- **PROBLEM TO SOLVE**
Extract every line from the entries below and reproduce each one verbatim, in the same order, with no changes.

— START SUPPLIED DATA —

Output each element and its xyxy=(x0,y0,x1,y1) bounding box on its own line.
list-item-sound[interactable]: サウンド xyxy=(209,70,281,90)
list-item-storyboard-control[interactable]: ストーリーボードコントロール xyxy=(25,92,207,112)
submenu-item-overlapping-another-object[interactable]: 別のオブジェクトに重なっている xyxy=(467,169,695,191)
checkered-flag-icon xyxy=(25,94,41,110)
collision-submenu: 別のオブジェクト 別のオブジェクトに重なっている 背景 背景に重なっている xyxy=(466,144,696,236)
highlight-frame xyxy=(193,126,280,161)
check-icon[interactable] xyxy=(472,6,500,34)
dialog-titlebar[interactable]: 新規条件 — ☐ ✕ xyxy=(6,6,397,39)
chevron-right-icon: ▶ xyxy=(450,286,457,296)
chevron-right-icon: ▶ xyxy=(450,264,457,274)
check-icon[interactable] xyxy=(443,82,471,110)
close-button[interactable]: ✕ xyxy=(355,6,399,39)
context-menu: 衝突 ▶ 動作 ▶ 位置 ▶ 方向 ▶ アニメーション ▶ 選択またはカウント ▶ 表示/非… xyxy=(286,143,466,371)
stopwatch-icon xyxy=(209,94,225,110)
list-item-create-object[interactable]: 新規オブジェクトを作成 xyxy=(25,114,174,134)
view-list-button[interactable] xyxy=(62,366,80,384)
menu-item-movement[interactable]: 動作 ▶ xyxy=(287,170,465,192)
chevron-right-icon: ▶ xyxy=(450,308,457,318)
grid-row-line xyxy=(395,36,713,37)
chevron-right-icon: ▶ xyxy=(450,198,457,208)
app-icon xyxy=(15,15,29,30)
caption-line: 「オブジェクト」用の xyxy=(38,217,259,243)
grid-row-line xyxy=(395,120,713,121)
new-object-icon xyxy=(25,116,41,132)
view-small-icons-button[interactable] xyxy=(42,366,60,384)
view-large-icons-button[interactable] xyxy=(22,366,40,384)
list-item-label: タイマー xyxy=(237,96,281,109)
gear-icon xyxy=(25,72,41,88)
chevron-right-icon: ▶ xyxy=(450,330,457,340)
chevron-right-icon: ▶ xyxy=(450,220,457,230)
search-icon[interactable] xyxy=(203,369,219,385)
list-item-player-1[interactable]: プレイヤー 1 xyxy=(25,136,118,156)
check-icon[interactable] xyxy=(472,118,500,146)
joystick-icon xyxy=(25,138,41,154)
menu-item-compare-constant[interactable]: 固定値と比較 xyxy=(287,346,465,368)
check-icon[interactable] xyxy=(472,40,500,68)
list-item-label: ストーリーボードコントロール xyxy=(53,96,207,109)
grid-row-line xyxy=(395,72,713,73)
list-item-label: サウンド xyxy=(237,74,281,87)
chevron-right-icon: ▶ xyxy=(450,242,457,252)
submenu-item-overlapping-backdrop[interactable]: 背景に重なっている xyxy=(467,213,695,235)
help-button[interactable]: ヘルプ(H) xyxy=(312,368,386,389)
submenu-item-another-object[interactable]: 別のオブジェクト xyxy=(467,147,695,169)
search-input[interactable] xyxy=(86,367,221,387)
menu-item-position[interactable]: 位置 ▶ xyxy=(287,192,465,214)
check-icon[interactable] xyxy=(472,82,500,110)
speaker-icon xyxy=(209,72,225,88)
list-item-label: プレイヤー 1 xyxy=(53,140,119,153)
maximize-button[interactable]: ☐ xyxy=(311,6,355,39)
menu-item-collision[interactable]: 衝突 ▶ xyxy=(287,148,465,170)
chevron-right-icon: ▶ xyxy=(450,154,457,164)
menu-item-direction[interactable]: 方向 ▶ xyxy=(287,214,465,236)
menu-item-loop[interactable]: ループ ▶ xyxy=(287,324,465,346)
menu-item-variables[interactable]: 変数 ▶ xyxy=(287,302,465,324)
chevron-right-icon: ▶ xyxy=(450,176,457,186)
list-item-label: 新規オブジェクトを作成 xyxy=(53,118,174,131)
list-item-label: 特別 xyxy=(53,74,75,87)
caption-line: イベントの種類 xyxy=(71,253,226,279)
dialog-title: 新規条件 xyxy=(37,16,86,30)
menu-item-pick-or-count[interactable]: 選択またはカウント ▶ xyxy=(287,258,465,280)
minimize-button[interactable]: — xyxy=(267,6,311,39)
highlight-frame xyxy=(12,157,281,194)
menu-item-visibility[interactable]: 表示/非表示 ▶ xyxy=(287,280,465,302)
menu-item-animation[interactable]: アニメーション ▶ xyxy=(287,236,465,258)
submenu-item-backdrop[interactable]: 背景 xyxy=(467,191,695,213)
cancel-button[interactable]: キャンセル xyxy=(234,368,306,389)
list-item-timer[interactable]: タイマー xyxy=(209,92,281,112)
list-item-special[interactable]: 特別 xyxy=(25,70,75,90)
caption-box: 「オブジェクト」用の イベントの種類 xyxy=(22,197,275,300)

— END SUPPLIED DATA —

- **ANSWER TO THE EXERCISE**
Output each element and its xyxy=(x0,y0,x1,y1) bounding box on its own line.
list-item-sound[interactable]: サウンド xyxy=(209,70,281,90)
list-item-storyboard-control[interactable]: ストーリーボードコントロール xyxy=(25,92,207,112)
submenu-item-overlapping-another-object[interactable]: 別のオブジェクトに重なっている xyxy=(467,169,695,191)
checkered-flag-icon xyxy=(25,94,41,110)
collision-submenu: 別のオブジェクト 別のオブジェクトに重なっている 背景 背景に重なっている xyxy=(466,144,696,236)
highlight-frame xyxy=(193,126,280,161)
check-icon[interactable] xyxy=(472,6,500,34)
dialog-titlebar[interactable]: 新規条件 — ☐ ✕ xyxy=(6,6,397,39)
chevron-right-icon: ▶ xyxy=(450,286,457,296)
chevron-right-icon: ▶ xyxy=(450,264,457,274)
check-icon[interactable] xyxy=(443,82,471,110)
close-button[interactable]: ✕ xyxy=(355,6,399,39)
context-menu: 衝突 ▶ 動作 ▶ 位置 ▶ 方向 ▶ アニメーション ▶ 選択またはカウント ▶ 表示/非… xyxy=(286,143,466,371)
stopwatch-icon xyxy=(209,94,225,110)
list-item-create-object[interactable]: 新規オブジェクトを作成 xyxy=(25,114,174,134)
view-list-button[interactable] xyxy=(62,366,80,384)
menu-item-movement[interactable]: 動作 ▶ xyxy=(287,170,465,192)
chevron-right-icon: ▶ xyxy=(450,308,457,318)
grid-row-line xyxy=(395,36,713,37)
chevron-right-icon: ▶ xyxy=(450,198,457,208)
app-icon xyxy=(15,15,29,30)
caption-line: 「オブジェクト」用の xyxy=(38,217,259,243)
grid-row-line xyxy=(395,120,713,121)
new-object-icon xyxy=(25,116,41,132)
view-small-icons-button[interactable] xyxy=(42,366,60,384)
view-large-icons-button[interactable] xyxy=(22,366,40,384)
list-item-label: タイマー xyxy=(237,96,281,109)
gear-icon xyxy=(25,72,41,88)
chevron-right-icon: ▶ xyxy=(450,330,457,340)
chevron-right-icon: ▶ xyxy=(450,220,457,230)
search-icon[interactable] xyxy=(203,369,219,385)
list-item-player-1[interactable]: プレイヤー 1 xyxy=(25,136,118,156)
check-icon[interactable] xyxy=(472,118,500,146)
joystick-icon xyxy=(25,138,41,154)
menu-item-compare-constant[interactable]: 固定値と比較 xyxy=(287,346,465,368)
check-icon[interactable] xyxy=(472,40,500,68)
list-item-label: ストーリーボードコントロール xyxy=(53,96,207,109)
grid-row-line xyxy=(395,72,713,73)
list-item-label: サウンド xyxy=(237,74,281,87)
chevron-right-icon: ▶ xyxy=(450,242,457,252)
submenu-item-overlapping-backdrop[interactable]: 背景に重なっている xyxy=(467,213,695,235)
help-button[interactable]: ヘルプ(H) xyxy=(312,368,386,389)
submenu-item-another-object[interactable]: 別のオブジェクト xyxy=(467,147,695,169)
search-input[interactable] xyxy=(86,367,221,387)
menu-item-position[interactable]: 位置 ▶ xyxy=(287,192,465,214)
check-icon[interactable] xyxy=(472,82,500,110)
speaker-icon xyxy=(209,72,225,88)
list-item-label: プレイヤー 1 xyxy=(53,140,119,153)
maximize-button[interactable]: ☐ xyxy=(311,6,355,39)
menu-item-collision[interactable]: 衝突 ▶ xyxy=(287,148,465,170)
chevron-right-icon: ▶ xyxy=(450,154,457,164)
menu-item-direction[interactable]: 方向 ▶ xyxy=(287,214,465,236)
menu-item-loop[interactable]: ループ ▶ xyxy=(287,324,465,346)
menu-item-variables[interactable]: 変数 ▶ xyxy=(287,302,465,324)
chevron-right-icon: ▶ xyxy=(450,176,457,186)
list-item-label: 新規オブジェクトを作成 xyxy=(53,118,174,131)
list-item-label: 特別 xyxy=(53,74,75,87)
caption-line: イベントの種類 xyxy=(71,253,226,279)
dialog-title: 新規条件 xyxy=(37,16,86,30)
menu-item-pick-or-count[interactable]: 選択またはカウント ▶ xyxy=(287,258,465,280)
minimize-button[interactable]: — xyxy=(267,6,311,39)
highlight-frame xyxy=(12,157,281,194)
menu-item-visibility[interactable]: 表示/非表示 ▶ xyxy=(287,280,465,302)
menu-item-animation[interactable]: アニメーション ▶ xyxy=(287,236,465,258)
submenu-item-backdrop[interactable]: 背景 xyxy=(467,191,695,213)
cancel-button[interactable]: キャンセル xyxy=(234,368,306,389)
list-item-timer[interactable]: タイマー xyxy=(209,92,281,112)
list-item-special[interactable]: 特別 xyxy=(25,70,75,90)
caption-box: 「オブジェクト」用の イベントの種類 xyxy=(22,197,275,300)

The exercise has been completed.